WHAT IS ASKED: Report the count of lines that carry the string "anchor", and add nothing.

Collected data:
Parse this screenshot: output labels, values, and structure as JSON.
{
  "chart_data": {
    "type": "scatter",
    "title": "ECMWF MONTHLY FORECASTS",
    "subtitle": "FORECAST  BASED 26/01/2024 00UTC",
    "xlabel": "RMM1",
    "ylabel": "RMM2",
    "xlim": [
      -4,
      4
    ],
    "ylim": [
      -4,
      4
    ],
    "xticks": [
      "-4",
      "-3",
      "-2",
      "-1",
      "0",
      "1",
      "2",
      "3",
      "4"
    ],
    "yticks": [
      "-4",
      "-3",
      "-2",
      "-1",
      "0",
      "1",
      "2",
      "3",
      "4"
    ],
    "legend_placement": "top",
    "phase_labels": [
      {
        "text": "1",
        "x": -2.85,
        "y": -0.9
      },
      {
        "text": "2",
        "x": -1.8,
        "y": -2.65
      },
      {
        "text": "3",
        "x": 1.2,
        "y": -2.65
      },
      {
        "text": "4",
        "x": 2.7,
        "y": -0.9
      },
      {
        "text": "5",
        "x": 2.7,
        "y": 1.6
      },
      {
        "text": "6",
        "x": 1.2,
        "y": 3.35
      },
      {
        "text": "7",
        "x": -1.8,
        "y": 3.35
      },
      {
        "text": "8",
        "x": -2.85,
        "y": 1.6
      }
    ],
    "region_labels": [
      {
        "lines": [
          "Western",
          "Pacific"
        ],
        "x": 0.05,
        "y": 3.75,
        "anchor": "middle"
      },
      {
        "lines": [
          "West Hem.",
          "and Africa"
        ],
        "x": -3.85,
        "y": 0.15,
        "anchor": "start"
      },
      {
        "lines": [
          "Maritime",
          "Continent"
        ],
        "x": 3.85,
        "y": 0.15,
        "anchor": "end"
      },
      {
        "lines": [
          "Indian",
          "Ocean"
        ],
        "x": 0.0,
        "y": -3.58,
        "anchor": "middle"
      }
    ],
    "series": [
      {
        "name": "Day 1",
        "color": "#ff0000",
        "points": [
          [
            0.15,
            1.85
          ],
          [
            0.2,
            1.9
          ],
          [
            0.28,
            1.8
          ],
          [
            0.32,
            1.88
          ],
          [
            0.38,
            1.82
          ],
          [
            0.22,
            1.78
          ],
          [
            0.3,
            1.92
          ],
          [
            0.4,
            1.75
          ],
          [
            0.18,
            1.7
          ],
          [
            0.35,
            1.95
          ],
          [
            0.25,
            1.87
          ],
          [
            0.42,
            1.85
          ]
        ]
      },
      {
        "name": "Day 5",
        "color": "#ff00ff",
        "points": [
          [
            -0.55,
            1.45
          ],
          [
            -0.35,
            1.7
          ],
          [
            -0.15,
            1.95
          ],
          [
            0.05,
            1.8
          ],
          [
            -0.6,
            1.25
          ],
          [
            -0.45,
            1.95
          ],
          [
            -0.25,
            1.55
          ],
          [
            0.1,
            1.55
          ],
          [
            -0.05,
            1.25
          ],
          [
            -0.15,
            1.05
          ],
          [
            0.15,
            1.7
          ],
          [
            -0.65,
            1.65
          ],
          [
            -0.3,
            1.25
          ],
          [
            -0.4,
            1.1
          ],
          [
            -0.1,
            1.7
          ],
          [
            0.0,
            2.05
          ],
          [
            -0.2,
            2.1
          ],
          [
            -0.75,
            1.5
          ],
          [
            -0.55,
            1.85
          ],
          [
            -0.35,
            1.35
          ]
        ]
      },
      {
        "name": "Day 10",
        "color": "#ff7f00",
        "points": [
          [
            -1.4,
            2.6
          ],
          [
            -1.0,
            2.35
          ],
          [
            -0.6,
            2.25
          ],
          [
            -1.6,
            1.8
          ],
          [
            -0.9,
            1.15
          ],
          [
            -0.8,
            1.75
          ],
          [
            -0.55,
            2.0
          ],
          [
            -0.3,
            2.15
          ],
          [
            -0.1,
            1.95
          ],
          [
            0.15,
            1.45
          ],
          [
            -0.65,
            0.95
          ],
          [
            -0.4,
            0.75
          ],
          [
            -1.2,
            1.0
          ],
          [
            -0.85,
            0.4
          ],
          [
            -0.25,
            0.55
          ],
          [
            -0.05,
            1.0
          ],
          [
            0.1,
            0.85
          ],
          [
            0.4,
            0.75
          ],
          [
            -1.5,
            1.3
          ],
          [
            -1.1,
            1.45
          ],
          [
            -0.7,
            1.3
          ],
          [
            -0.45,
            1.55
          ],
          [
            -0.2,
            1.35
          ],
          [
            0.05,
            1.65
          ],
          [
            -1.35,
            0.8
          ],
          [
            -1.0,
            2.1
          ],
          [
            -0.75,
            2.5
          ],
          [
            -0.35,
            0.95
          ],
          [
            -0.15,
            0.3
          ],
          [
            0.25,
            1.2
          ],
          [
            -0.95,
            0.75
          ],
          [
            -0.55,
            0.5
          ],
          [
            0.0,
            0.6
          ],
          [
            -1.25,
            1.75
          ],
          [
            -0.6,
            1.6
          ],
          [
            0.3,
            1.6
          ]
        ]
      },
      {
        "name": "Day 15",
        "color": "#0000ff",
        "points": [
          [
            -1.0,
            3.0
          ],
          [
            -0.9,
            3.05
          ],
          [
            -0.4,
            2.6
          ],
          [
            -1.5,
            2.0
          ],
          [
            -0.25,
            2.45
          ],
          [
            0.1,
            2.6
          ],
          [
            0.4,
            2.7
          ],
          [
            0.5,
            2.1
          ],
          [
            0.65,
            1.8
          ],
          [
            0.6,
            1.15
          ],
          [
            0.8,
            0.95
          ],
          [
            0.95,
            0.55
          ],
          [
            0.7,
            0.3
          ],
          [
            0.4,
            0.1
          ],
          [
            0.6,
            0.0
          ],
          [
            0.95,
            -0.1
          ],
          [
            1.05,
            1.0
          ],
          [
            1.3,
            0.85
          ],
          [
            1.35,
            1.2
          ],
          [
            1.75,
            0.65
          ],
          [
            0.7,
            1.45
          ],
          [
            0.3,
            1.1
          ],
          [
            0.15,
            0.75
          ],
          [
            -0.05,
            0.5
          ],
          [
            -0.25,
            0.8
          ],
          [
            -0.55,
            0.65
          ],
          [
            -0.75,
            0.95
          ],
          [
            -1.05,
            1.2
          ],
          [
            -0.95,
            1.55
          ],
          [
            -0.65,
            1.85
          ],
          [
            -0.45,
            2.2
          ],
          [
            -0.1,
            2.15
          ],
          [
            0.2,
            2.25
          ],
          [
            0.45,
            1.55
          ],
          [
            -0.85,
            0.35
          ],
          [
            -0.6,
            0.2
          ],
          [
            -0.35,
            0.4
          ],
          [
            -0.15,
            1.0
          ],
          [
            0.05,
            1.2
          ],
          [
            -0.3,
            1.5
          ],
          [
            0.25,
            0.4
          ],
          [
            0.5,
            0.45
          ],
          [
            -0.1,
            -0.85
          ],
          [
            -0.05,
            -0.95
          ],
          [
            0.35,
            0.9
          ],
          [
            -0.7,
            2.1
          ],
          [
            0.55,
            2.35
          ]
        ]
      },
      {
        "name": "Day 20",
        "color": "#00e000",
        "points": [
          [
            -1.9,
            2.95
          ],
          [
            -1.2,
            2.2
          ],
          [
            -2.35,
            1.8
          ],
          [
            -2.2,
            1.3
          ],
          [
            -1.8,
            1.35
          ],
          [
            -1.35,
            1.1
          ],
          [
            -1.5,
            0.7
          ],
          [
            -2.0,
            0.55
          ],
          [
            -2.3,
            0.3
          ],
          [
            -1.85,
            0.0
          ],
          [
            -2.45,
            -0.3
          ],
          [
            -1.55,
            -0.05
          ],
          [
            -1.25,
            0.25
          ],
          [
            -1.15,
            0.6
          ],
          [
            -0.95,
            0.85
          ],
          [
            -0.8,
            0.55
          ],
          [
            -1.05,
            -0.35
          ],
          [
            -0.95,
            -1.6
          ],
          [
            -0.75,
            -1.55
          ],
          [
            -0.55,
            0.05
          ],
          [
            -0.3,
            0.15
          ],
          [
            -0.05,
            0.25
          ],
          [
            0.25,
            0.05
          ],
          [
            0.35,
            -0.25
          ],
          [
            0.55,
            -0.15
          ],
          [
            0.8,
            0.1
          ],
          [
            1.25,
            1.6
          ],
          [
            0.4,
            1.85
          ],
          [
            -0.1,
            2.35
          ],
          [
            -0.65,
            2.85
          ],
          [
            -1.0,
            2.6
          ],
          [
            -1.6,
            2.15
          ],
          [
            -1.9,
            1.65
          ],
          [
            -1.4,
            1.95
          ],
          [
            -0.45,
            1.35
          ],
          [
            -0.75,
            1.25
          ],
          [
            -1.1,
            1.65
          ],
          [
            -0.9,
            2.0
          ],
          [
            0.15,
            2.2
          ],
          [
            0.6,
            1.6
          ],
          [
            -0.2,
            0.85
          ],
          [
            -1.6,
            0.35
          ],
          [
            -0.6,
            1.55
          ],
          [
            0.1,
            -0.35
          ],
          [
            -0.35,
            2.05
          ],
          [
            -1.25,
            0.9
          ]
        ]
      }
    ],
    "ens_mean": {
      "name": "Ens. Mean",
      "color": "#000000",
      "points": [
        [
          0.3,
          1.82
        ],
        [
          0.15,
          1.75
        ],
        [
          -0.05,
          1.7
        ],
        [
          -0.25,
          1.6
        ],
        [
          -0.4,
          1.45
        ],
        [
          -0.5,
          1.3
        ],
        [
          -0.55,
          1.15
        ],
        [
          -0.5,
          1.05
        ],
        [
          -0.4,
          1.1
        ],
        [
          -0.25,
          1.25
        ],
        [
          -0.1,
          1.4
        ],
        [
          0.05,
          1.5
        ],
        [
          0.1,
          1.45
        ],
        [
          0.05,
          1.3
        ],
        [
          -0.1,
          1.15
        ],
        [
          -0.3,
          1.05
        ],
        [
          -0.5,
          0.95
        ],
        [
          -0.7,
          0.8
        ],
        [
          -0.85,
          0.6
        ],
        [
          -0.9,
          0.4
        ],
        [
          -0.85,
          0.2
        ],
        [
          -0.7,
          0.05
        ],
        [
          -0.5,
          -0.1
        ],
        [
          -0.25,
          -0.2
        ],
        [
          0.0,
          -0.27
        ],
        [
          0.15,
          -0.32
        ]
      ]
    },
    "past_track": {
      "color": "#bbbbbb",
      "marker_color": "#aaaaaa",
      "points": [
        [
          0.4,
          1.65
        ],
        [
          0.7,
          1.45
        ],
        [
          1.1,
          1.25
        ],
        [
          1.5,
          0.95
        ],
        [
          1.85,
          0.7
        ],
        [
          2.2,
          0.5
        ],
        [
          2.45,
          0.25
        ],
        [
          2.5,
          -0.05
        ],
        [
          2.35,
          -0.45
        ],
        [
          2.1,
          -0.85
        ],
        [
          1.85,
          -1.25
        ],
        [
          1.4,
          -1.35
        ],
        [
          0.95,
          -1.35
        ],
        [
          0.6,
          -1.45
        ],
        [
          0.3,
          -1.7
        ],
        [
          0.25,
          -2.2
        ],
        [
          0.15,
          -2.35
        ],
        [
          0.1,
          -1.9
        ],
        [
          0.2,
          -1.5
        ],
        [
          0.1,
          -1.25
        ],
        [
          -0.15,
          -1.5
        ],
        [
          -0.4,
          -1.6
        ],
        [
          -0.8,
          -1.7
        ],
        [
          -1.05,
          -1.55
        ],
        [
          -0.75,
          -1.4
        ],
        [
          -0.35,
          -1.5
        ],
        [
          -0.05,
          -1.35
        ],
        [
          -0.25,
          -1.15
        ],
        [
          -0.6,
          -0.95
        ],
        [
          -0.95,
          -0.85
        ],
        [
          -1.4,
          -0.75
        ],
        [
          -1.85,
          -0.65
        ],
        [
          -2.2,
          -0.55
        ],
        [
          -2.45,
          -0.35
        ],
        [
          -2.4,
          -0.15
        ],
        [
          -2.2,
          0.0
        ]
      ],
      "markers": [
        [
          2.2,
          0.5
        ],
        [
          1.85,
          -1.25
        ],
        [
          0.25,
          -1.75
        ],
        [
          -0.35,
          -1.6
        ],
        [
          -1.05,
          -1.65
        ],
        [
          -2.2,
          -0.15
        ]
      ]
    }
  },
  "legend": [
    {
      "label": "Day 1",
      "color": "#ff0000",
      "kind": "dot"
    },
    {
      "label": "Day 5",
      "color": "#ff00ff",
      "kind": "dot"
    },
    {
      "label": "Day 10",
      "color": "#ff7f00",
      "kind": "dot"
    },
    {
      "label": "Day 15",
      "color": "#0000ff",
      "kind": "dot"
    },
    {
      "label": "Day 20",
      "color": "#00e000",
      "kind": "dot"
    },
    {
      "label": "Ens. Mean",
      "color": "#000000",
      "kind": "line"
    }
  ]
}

FULL RESPONSE: 4